PROBLEM DESCRIPTION: Reproduce the lines of the material exactly, excluding every image.

## Begin DATASET

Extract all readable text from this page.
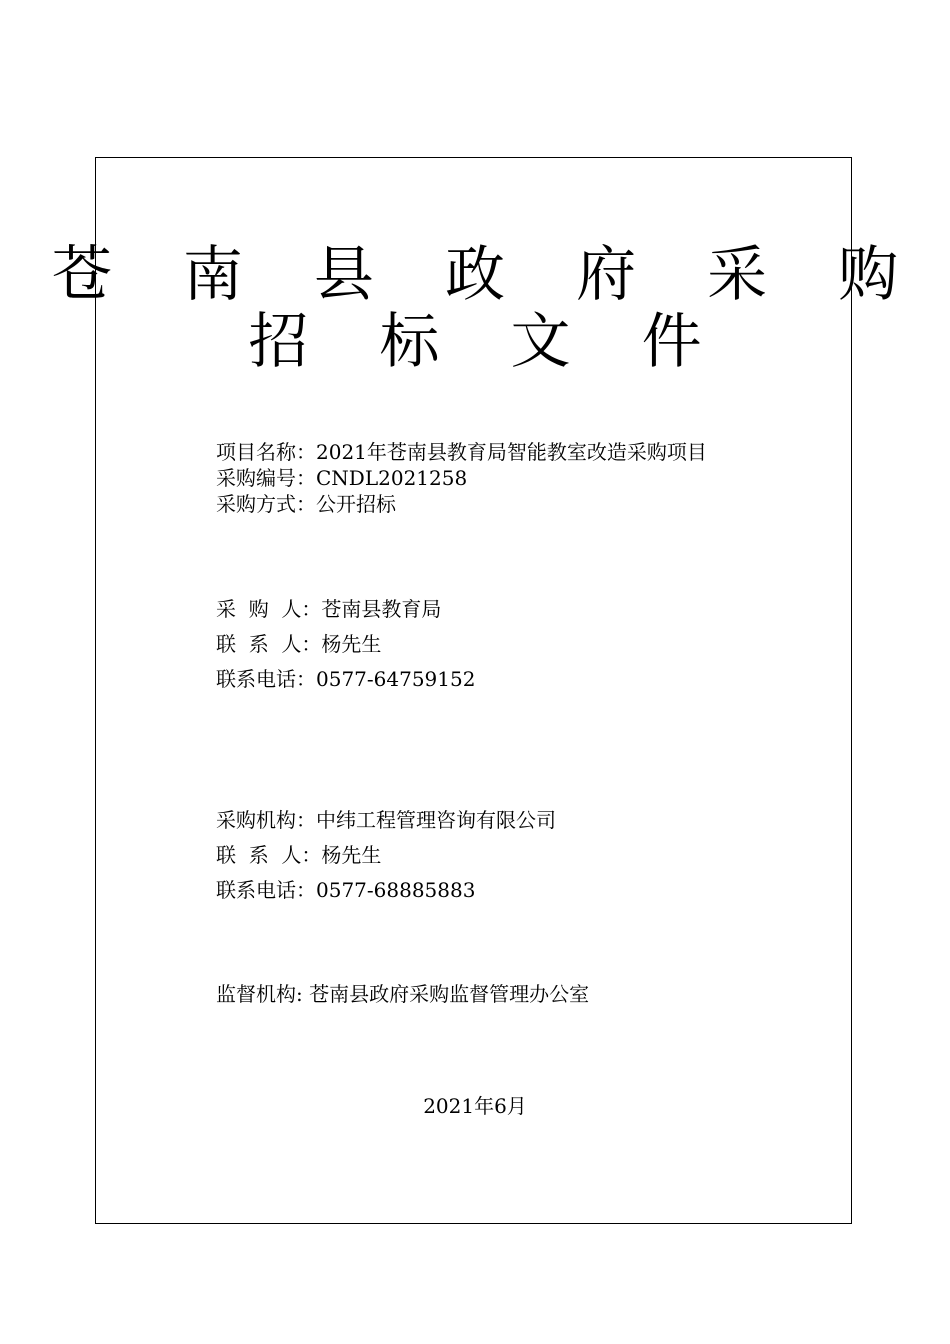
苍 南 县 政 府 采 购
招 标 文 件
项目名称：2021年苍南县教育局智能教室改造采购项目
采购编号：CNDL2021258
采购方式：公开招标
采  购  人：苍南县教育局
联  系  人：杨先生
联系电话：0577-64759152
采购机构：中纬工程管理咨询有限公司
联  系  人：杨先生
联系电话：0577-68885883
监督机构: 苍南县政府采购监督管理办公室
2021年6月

## End DATASET

OUTPUT OF THE TASK:
Extract all readable text from this page.
苍 南 县 政 府 采 购
招 标 文 件
项目名称：2021年苍南县教育局智能教室改造采购项目
采购编号：CNDL2021258
采购方式：公开招标
采  购  人：苍南县教育局
联  系  人：杨先生
联系电话：0577-64759152
采购机构：中纬工程管理咨询有限公司
联  系  人：杨先生
联系电话：0577-68885883
监督机构: 苍南县政府采购监督管理办公室
2021年6月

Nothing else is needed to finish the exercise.